Recorded information:
══════

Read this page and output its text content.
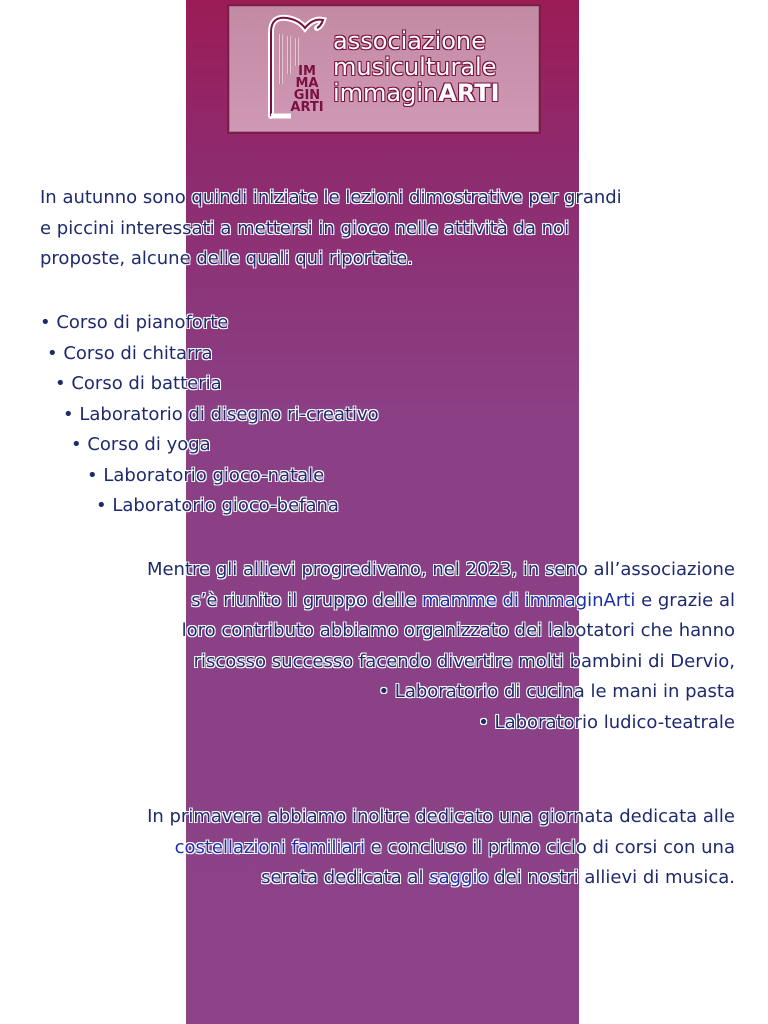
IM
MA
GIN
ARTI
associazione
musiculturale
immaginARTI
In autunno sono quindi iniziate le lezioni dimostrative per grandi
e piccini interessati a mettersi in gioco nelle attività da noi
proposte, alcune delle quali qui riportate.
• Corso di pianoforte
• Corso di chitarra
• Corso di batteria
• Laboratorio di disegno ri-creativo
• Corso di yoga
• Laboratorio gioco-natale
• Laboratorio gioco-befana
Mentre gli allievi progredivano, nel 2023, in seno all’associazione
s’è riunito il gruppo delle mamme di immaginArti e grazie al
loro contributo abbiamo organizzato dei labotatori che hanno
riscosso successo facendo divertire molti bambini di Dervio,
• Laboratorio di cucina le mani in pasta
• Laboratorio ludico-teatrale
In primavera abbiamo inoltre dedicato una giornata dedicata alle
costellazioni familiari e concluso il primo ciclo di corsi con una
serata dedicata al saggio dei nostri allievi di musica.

══════

Short task: Identify and copy all lines with the word "Laboratorio".

The response:
• Laboratorio di disegno ri-creativo
• Laboratorio gioco-natale
• Laboratorio gioco-befana
• Laboratorio di cucina le mani in pasta
• Laboratorio ludico-teatrale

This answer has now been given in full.